====== Data for this task

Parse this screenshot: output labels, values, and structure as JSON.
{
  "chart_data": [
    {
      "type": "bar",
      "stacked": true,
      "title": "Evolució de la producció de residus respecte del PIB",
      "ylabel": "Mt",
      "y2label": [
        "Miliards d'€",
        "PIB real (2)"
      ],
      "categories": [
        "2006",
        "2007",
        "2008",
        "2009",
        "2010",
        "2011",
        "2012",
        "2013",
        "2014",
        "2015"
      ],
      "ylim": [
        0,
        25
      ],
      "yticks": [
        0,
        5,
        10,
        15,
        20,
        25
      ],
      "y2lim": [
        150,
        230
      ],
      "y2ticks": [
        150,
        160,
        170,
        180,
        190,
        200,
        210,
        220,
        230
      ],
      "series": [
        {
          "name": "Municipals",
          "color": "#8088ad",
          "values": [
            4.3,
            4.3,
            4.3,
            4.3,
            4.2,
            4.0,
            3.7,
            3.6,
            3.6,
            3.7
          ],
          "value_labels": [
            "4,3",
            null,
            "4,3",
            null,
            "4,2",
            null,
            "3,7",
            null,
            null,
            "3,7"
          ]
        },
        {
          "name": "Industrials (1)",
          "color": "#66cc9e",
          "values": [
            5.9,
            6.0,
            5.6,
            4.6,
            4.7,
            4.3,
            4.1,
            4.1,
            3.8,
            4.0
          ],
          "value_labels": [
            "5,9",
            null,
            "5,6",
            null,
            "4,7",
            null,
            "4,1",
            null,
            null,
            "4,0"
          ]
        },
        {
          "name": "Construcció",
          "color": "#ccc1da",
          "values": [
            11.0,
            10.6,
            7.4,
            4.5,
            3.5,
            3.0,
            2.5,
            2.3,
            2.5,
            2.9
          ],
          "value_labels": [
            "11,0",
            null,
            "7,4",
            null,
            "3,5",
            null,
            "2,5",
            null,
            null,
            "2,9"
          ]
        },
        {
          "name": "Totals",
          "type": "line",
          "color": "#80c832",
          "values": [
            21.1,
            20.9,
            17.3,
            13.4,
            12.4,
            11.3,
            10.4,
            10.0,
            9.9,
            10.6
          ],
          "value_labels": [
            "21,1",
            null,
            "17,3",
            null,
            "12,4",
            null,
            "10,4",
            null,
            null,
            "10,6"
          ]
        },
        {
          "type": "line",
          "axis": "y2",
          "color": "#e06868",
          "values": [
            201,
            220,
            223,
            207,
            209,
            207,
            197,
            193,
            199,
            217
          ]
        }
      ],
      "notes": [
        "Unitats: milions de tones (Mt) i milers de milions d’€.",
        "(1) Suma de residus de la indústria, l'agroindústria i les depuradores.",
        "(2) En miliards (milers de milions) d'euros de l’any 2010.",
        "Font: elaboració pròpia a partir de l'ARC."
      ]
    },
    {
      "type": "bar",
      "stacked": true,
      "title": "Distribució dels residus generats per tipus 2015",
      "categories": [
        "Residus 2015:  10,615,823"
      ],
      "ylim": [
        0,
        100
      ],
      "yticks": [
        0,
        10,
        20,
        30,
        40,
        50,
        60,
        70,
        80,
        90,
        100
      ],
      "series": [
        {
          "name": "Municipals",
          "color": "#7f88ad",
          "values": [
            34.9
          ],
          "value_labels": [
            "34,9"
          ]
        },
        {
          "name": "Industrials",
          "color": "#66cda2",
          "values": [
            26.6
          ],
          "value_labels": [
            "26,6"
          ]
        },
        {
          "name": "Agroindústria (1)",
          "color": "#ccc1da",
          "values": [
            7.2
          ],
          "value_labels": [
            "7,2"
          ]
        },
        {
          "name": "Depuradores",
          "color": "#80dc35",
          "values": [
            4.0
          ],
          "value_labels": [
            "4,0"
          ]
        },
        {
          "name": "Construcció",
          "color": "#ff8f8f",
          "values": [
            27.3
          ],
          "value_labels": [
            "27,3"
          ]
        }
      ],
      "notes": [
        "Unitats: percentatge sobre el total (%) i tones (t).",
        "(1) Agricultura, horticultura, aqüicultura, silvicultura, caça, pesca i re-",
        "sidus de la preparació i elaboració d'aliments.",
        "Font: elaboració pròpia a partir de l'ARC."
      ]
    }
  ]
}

============

**What you will do:** Output all of the data again, exactly.

**Response:**
Parse this screenshot: output labels, values, and structure as JSON.
{
  "chart_data": [
    {
      "type": "bar",
      "stacked": true,
      "title": "Evolució de la producció de residus respecte del PIB",
      "ylabel": "Mt",
      "y2label": [
        "Miliards d'€",
        "PIB real (2)"
      ],
      "categories": [
        "2006",
        "2007",
        "2008",
        "2009",
        "2010",
        "2011",
        "2012",
        "2013",
        "2014",
        "2015"
      ],
      "ylim": [
        0,
        25
      ],
      "yticks": [
        0,
        5,
        10,
        15,
        20,
        25
      ],
      "y2lim": [
        150,
        230
      ],
      "y2ticks": [
        150,
        160,
        170,
        180,
        190,
        200,
        210,
        220,
        230
      ],
      "series": [
        {
          "name": "Municipals",
          "color": "#8088ad",
          "values": [
            4.3,
            4.3,
            4.3,
            4.3,
            4.2,
            4.0,
            3.7,
            3.6,
            3.6,
            3.7
          ],
          "value_labels": [
            "4,3",
            null,
            "4,3",
            null,
            "4,2",
            null,
            "3,7",
            null,
            null,
            "3,7"
          ]
        },
        {
          "name": "Industrials (1)",
          "color": "#66cc9e",
          "values": [
            5.9,
            6.0,
            5.6,
            4.6,
            4.7,
            4.3,
            4.1,
            4.1,
            3.8,
            4.0
          ],
          "value_labels": [
            "5,9",
            null,
            "5,6",
            null,
            "4,7",
            null,
            "4,1",
            null,
            null,
            "4,0"
          ]
        },
        {
          "name": "Construcció",
          "color": "#ccc1da",
          "values": [
            11.0,
            10.6,
            7.4,
            4.5,
            3.5,
            3.0,
            2.5,
            2.3,
            2.5,
            2.9
          ],
          "value_labels": [
            "11,0",
            null,
            "7,4",
            null,
            "3,5",
            null,
            "2,5",
            null,
            null,
            "2,9"
          ]
        },
        {
          "name": "Totals",
          "type": "line",
          "color": "#80c832",
          "values": [
            21.1,
            20.9,
            17.3,
            13.4,
            12.4,
            11.3,
            10.4,
            10.0,
            9.9,
            10.6
          ],
          "value_labels": [
            "21,1",
            null,
            "17,3",
            null,
            "12,4",
            null,
            "10,4",
            null,
            null,
            "10,6"
          ]
        },
        {
          "type": "line",
          "axis": "y2",
          "color": "#e06868",
          "values": [
            201,
            220,
            223,
            207,
            209,
            207,
            197,
            193,
            199,
            217
          ]
        }
      ],
      "notes": [
        "Unitats: milions de tones (Mt) i milers de milions d’€.",
        "(1) Suma de residus de la indústria, l'agroindústria i les depuradores.",
        "(2) En miliards (milers de milions) d'euros de l’any 2010.",
        "Font: elaboració pròpia a partir de l'ARC."
      ]
    },
    {
      "type": "bar",
      "stacked": true,
      "title": "Distribució dels residus generats per tipus 2015",
      "categories": [
        "Residus 2015:  10,615,823"
      ],
      "ylim": [
        0,
        100
      ],
      "yticks": [
        0,
        10,
        20,
        30,
        40,
        50,
        60,
        70,
        80,
        90,
        100
      ],
      "series": [
        {
          "name": "Municipals",
          "color": "#7f88ad",
          "values": [
            34.9
          ],
          "value_labels": [
            "34,9"
          ]
        },
        {
          "name": "Industrials",
          "color": "#66cda2",
          "values": [
            26.6
          ],
          "value_labels": [
            "26,6"
          ]
        },
        {
          "name": "Agroindústria (1)",
          "color": "#ccc1da",
          "values": [
            7.2
          ],
          "value_labels": [
            "7,2"
          ]
        },
        {
          "name": "Depuradores",
          "color": "#80dc35",
          "values": [
            4.0
          ],
          "value_labels": [
            "4,0"
          ]
        },
        {
          "name": "Construcció",
          "color": "#ff8f8f",
          "values": [
            27.3
          ],
          "value_labels": [
            "27,3"
          ]
        }
      ],
      "notes": [
        "Unitats: percentatge sobre el total (%) i tones (t).",
        "(1) Agricultura, horticultura, aqüicultura, silvicultura, caça, pesca i re-",
        "sidus de la preparació i elaboració d'aliments.",
        "Font: elaboració pròpia a partir de l'ARC."
      ]
    }
  ]
}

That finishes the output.